:: EXERCISE REQUIREMENTS ::
Please rewrite the lines from the start through the line that has "contact-blob-layer xyxy=(769,250,780,261)", changing every "colorbar-segment" to "color-scale-segment" and leaving everything else untouched.

:: DATASET ::

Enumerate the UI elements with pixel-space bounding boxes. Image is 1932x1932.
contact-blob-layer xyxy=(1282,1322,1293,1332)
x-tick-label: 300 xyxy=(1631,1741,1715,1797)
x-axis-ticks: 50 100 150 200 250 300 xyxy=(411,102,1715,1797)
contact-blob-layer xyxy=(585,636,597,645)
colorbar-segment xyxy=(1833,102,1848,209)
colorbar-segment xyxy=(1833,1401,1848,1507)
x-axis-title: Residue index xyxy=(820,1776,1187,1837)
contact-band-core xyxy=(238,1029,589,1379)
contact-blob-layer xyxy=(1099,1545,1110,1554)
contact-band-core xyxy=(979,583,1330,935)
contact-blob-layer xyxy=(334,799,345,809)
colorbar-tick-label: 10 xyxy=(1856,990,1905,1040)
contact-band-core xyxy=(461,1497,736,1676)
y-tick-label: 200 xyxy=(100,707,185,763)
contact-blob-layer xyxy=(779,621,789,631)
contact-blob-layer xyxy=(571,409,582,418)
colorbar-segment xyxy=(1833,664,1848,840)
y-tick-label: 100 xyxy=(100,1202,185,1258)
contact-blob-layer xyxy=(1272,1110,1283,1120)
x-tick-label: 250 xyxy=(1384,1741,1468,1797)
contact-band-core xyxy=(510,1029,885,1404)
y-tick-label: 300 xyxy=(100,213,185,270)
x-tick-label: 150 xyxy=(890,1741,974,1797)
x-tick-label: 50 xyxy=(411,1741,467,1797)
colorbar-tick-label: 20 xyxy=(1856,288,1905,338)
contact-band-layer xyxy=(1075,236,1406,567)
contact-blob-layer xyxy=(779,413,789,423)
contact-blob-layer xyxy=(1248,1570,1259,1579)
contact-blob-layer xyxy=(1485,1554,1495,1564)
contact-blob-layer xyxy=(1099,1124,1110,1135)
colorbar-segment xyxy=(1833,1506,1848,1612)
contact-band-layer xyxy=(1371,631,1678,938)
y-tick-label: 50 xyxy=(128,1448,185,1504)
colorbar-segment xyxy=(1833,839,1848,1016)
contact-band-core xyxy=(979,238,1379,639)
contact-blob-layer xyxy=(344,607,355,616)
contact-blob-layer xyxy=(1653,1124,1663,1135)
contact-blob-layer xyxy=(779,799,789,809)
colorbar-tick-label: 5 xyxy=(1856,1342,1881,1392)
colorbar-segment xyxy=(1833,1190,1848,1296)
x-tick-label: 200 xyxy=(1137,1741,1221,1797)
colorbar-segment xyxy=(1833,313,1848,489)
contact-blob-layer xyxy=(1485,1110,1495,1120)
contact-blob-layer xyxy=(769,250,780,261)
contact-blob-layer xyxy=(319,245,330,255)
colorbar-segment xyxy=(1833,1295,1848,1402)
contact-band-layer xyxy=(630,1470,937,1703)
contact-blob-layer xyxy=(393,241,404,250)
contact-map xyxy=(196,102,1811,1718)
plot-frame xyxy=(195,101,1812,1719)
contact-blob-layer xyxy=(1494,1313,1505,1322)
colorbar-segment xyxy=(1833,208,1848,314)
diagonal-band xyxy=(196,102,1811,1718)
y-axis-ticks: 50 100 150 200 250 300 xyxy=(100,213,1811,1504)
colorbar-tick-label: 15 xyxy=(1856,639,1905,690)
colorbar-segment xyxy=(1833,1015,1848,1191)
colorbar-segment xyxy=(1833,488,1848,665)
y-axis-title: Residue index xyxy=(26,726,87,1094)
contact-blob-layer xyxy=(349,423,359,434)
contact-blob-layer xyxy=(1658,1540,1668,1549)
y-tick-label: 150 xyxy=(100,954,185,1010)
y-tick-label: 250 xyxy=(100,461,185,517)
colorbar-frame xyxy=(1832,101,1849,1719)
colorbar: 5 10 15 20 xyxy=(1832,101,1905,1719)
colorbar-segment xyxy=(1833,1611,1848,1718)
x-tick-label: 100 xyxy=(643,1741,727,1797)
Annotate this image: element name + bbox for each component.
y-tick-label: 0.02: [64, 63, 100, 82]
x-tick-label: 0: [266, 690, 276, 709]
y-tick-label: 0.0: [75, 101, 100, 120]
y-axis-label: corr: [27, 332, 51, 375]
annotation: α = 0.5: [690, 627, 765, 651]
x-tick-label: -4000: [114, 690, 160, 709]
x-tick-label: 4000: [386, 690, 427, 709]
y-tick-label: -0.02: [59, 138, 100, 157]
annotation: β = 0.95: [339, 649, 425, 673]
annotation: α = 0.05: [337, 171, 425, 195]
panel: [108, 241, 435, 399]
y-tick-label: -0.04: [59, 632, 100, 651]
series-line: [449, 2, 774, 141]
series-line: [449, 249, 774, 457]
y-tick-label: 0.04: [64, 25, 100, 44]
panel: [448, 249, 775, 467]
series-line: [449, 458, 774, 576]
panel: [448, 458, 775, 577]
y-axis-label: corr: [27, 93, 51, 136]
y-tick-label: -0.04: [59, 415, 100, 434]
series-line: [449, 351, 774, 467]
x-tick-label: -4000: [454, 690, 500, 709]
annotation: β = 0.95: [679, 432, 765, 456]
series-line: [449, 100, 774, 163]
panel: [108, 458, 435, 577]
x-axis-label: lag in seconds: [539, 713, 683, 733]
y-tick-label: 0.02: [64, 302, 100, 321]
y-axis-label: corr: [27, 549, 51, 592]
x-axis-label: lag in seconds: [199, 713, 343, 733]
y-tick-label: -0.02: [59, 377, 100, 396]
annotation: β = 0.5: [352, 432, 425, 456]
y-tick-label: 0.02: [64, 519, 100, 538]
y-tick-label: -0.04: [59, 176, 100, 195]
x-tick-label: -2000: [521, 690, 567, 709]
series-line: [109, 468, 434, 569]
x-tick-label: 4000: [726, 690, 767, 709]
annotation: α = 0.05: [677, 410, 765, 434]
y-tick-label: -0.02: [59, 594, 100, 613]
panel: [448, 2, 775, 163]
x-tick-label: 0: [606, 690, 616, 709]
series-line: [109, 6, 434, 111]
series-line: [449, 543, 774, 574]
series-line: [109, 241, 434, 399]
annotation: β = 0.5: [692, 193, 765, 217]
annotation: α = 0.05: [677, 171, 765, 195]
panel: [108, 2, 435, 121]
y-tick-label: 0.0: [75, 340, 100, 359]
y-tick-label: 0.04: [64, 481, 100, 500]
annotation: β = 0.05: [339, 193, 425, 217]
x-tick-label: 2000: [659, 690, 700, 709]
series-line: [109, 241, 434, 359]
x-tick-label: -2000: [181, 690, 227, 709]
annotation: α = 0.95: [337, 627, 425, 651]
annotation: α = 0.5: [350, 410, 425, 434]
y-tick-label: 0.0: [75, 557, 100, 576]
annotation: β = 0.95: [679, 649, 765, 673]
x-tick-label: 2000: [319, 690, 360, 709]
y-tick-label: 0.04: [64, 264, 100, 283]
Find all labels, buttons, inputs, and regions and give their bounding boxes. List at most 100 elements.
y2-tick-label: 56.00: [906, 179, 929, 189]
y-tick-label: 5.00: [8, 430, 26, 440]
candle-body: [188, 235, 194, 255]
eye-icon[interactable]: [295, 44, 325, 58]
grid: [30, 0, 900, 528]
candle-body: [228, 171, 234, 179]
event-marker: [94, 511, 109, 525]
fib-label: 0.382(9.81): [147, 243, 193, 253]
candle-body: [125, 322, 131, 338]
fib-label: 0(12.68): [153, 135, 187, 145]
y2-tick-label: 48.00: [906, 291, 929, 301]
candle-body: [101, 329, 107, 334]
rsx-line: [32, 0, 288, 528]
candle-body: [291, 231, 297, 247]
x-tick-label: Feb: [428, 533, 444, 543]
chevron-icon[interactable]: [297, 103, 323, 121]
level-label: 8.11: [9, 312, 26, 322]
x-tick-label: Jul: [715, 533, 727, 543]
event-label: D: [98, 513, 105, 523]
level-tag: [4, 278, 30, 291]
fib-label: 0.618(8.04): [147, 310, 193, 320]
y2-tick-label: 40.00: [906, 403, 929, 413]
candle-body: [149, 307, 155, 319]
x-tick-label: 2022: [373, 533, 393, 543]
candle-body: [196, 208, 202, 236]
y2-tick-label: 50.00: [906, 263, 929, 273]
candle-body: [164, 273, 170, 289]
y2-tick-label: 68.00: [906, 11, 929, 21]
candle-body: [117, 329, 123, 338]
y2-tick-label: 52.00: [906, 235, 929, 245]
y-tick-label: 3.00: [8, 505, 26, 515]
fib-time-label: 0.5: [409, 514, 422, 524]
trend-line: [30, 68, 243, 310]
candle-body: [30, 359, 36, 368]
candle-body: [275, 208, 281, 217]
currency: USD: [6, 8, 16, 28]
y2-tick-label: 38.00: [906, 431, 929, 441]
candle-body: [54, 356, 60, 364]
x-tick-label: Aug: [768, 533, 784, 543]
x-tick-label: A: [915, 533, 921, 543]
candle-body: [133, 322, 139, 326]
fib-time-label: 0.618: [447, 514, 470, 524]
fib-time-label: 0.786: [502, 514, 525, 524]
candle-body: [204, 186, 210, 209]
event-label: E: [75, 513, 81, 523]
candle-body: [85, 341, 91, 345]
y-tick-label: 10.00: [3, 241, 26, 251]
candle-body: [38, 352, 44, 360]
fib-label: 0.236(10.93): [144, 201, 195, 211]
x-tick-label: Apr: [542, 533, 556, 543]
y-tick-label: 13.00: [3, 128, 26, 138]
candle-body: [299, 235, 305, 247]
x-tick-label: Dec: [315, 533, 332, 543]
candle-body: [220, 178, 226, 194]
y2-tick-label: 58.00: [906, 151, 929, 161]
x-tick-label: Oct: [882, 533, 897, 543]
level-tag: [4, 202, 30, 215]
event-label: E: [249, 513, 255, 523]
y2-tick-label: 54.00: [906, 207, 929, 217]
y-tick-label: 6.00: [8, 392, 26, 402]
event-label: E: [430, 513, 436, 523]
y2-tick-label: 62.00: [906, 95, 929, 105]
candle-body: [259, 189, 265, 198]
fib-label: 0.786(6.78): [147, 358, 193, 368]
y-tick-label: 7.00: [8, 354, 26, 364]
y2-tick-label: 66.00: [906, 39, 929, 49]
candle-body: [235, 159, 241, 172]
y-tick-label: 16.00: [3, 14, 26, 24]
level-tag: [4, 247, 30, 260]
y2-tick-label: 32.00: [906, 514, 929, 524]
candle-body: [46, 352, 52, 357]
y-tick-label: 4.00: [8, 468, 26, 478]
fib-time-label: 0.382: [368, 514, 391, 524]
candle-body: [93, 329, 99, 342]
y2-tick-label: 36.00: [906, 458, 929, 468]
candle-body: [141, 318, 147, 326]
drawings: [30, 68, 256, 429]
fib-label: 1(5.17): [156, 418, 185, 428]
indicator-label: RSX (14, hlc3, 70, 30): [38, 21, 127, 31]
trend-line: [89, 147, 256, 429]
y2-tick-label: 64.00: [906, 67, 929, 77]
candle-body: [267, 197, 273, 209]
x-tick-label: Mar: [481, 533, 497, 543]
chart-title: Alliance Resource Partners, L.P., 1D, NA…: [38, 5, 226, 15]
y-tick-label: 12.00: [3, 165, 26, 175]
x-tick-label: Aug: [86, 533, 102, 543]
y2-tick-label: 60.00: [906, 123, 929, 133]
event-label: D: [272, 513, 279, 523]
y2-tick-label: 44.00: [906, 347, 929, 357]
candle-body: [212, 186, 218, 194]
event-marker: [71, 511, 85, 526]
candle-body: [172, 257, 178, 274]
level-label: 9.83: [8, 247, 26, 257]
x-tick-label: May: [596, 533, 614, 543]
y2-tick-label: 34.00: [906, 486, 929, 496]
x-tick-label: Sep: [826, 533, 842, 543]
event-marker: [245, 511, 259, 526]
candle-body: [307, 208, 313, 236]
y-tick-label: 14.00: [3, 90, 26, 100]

:: CORRECT ANSWER ::
Enumerate the UI elements with pixel-space bounding boxes. Image is 1932x1932.
contact-blob-layer xyxy=(1282,1322,1293,1332)
x-tick-label: 300 xyxy=(1631,1741,1715,1797)
x-axis-ticks: 50 100 150 200 250 300 xyxy=(411,102,1715,1797)
contact-blob-layer xyxy=(585,636,597,645)
color-scale-segment xyxy=(1833,102,1848,209)
color-scale-segment xyxy=(1833,1401,1848,1507)
x-axis-title: Residue index xyxy=(820,1776,1187,1837)
contact-band-core xyxy=(238,1029,589,1379)
contact-blob-layer xyxy=(1099,1545,1110,1554)
contact-band-core xyxy=(979,583,1330,935)
contact-blob-layer xyxy=(334,799,345,809)
colorbar-tick-label: 10 xyxy=(1856,990,1905,1040)
contact-band-core xyxy=(461,1497,736,1676)
y-tick-label: 200 xyxy=(100,707,185,763)
contact-blob-layer xyxy=(779,621,789,631)
contact-blob-layer xyxy=(571,409,582,418)
color-scale-segment xyxy=(1833,664,1848,840)
y-tick-label: 100 xyxy=(100,1202,185,1258)
contact-blob-layer xyxy=(1272,1110,1283,1120)
x-tick-label: 250 xyxy=(1384,1741,1468,1797)
contact-band-core xyxy=(510,1029,885,1404)
y-tick-label: 300 xyxy=(100,213,185,270)
x-tick-label: 150 xyxy=(890,1741,974,1797)
x-tick-label: 50 xyxy=(411,1741,467,1797)
colorbar-tick-label: 20 xyxy=(1856,288,1905,338)
contact-band-layer xyxy=(1075,236,1406,567)
contact-blob-layer xyxy=(779,413,789,423)
contact-blob-layer xyxy=(1248,1570,1259,1579)
contact-blob-layer xyxy=(1485,1554,1495,1564)
contact-blob-layer xyxy=(1099,1124,1110,1135)
color-scale-segment xyxy=(1833,1506,1848,1612)
contact-band-layer xyxy=(1371,631,1678,938)
y-tick-label: 50 xyxy=(128,1448,185,1504)
color-scale-segment xyxy=(1833,839,1848,1016)
contact-band-core xyxy=(979,238,1379,639)
contact-blob-layer xyxy=(344,607,355,616)
contact-blob-layer xyxy=(1653,1124,1663,1135)
contact-blob-layer xyxy=(779,799,789,809)
colorbar-tick-label: 5 xyxy=(1856,1342,1881,1392)
color-scale-segment xyxy=(1833,1190,1848,1296)
x-tick-label: 200 xyxy=(1137,1741,1221,1797)
color-scale-segment xyxy=(1833,313,1848,489)
contact-blob-layer xyxy=(1485,1110,1495,1120)
contact-blob-layer xyxy=(769,250,780,261)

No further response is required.